EXERCISE>
Set down exactly the lines running from the line with "Output the text content of this document." to the end of the listing below, both ends included.

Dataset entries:
------------
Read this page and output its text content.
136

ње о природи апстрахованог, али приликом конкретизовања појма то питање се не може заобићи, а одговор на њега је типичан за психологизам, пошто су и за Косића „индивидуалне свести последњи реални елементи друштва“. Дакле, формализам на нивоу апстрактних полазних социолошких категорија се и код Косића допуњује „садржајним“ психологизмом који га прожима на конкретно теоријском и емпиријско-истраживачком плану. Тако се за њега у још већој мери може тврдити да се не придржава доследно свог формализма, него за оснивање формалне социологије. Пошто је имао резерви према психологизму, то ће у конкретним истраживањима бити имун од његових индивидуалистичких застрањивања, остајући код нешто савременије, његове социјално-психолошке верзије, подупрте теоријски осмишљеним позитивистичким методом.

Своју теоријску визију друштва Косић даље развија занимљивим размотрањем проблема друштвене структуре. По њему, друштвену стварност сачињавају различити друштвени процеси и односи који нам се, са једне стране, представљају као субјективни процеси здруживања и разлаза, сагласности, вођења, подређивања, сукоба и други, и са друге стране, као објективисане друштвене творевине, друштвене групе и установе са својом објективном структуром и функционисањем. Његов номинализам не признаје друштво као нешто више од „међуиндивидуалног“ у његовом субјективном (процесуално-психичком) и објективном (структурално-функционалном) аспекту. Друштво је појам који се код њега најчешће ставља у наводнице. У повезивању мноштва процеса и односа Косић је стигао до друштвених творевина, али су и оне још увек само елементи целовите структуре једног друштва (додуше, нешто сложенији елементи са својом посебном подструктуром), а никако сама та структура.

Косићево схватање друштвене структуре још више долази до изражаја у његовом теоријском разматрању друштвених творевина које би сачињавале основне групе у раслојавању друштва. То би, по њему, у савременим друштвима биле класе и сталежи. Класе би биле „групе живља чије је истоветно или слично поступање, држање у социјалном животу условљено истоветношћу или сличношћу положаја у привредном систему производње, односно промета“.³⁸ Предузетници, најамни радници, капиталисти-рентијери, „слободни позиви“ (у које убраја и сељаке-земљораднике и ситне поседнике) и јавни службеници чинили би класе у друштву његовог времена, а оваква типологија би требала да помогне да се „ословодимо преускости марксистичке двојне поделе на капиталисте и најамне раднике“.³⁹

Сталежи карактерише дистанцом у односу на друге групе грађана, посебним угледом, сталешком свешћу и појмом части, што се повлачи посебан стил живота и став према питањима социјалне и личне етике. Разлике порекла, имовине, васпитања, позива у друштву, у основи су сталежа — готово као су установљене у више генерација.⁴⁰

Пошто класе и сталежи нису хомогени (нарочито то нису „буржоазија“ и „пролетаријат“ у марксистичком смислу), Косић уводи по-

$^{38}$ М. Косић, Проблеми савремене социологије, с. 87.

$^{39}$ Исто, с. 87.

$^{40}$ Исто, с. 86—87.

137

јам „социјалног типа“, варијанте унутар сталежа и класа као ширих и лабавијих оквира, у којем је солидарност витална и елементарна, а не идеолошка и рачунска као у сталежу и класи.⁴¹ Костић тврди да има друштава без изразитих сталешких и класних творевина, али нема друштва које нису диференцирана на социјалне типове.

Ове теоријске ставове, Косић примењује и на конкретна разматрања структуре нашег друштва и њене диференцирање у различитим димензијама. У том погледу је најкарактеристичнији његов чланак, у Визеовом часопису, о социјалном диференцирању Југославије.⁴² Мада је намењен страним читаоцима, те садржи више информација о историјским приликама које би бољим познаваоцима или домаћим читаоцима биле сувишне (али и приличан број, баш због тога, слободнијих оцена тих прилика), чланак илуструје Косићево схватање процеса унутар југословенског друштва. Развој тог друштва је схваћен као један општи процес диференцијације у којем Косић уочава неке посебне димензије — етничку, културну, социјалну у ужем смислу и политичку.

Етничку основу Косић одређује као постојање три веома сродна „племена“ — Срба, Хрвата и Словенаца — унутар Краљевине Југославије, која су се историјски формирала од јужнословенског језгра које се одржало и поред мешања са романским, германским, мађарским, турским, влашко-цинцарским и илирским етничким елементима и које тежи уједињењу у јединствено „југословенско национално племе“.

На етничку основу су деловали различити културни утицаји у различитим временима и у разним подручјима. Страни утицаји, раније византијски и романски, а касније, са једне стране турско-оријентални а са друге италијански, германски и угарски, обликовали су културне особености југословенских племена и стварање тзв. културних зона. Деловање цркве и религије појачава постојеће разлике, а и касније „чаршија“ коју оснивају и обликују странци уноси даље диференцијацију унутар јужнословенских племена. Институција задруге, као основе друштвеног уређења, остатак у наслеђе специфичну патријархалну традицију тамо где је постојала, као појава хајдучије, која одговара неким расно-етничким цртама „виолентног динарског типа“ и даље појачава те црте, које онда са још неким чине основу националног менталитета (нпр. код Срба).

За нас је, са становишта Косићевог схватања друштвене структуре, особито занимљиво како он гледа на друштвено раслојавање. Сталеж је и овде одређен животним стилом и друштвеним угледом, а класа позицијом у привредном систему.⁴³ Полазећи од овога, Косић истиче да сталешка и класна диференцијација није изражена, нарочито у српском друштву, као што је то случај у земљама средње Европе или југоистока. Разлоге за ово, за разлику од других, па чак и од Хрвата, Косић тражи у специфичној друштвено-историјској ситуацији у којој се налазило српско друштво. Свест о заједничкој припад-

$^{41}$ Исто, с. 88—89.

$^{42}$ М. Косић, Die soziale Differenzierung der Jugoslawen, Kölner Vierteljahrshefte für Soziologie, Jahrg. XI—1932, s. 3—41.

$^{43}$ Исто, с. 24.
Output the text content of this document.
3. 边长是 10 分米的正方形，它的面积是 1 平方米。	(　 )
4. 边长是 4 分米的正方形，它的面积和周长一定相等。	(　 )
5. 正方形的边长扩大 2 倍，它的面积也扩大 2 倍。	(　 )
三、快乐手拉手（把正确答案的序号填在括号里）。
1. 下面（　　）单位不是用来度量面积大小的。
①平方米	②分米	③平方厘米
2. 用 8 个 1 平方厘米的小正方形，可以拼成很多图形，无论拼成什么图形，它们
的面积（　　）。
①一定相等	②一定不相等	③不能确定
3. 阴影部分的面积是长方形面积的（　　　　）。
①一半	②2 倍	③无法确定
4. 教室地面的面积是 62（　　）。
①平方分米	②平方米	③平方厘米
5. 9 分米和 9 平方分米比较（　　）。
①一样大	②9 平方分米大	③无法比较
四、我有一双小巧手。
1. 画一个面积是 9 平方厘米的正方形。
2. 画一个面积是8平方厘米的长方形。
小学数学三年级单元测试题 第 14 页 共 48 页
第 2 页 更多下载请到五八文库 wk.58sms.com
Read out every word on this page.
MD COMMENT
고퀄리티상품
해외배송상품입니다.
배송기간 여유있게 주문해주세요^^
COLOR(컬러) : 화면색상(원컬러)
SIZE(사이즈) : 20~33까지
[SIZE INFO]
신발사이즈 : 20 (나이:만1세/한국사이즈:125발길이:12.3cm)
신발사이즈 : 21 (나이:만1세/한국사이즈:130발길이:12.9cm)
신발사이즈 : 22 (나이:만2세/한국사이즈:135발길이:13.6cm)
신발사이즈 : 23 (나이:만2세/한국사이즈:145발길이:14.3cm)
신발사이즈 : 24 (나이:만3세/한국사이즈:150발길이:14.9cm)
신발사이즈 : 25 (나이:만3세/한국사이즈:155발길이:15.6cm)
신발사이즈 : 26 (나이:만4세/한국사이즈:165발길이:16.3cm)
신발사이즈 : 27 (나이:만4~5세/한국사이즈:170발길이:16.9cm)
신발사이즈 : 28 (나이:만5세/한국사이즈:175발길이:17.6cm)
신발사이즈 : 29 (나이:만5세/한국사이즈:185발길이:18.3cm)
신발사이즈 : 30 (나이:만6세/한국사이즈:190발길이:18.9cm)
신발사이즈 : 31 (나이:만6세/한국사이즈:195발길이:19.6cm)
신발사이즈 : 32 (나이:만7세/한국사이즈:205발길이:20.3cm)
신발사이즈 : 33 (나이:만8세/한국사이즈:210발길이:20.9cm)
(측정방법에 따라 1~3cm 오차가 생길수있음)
------------
PROBLEM SOLUTION>
Output the text content of this document.
3. 边长是 10 分米的正方形，它的面积是 1 平方米。	(　 )
4. 边长是 4 分米的正方形，它的面积和周长一定相等。	(　 )
5. 正方形的边长扩大 2 倍，它的面积也扩大 2 倍。	(　 )
三、快乐手拉手（把正确答案的序号填在括号里）。
1. 下面（　　）单位不是用来度量面积大小的。
①平方米	②分米	③平方厘米
2. 用 8 个 1 平方厘米的小正方形，可以拼成很多图形，无论拼成什么图形，它们
的面积（　　）。
①一定相等	②一定不相等	③不能确定
3. 阴影部分的面积是长方形面积的（　　　　）。
①一半	②2 倍	③无法确定
4. 教室地面的面积是 62（　　）。
①平方分米	②平方米	③平方厘米
5. 9 分米和 9 平方分米比较（　　）。
①一样大	②9 平方分米大	③无法比较
四、我有一双小巧手。
1. 画一个面积是 9 平方厘米的正方形。
2. 画一个面积是8平方厘米的长方形。
小学数学三年级单元测试题 第 14 页 共 48 页
第 2 页 更多下载请到五八文库 wk.58sms.com
Read out every word on this page.
MD COMMENT
고퀄리티상품
해외배송상품입니다.
배송기간 여유있게 주문해주세요^^
COLOR(컬러) : 화면색상(원컬러)
SIZE(사이즈) : 20~33까지
[SIZE INFO]
신발사이즈 : 20 (나이:만1세/한국사이즈:125발길이:12.3cm)
신발사이즈 : 21 (나이:만1세/한국사이즈:130발길이:12.9cm)
신발사이즈 : 22 (나이:만2세/한국사이즈:135발길이:13.6cm)
신발사이즈 : 23 (나이:만2세/한국사이즈:145발길이:14.3cm)
신발사이즈 : 24 (나이:만3세/한국사이즈:150발길이:14.9cm)
신발사이즈 : 25 (나이:만3세/한국사이즈:155발길이:15.6cm)
신발사이즈 : 26 (나이:만4세/한국사이즈:165발길이:16.3cm)
신발사이즈 : 27 (나이:만4~5세/한국사이즈:170발길이:16.9cm)
신발사이즈 : 28 (나이:만5세/한국사이즈:175발길이:17.6cm)
신발사이즈 : 29 (나이:만5세/한국사이즈:185발길이:18.3cm)
신발사이즈 : 30 (나이:만6세/한국사이즈:190발길이:18.9cm)
신발사이즈 : 31 (나이:만6세/한국사이즈:195발길이:19.6cm)
신발사이즈 : 32 (나이:만7세/한국사이즈:205발길이:20.3cm)
신발사이즈 : 33 (나이:만8세/한국사이즈:210발길이:20.9cm)
(측정방법에 따라 1~3cm 오차가 생길수있음)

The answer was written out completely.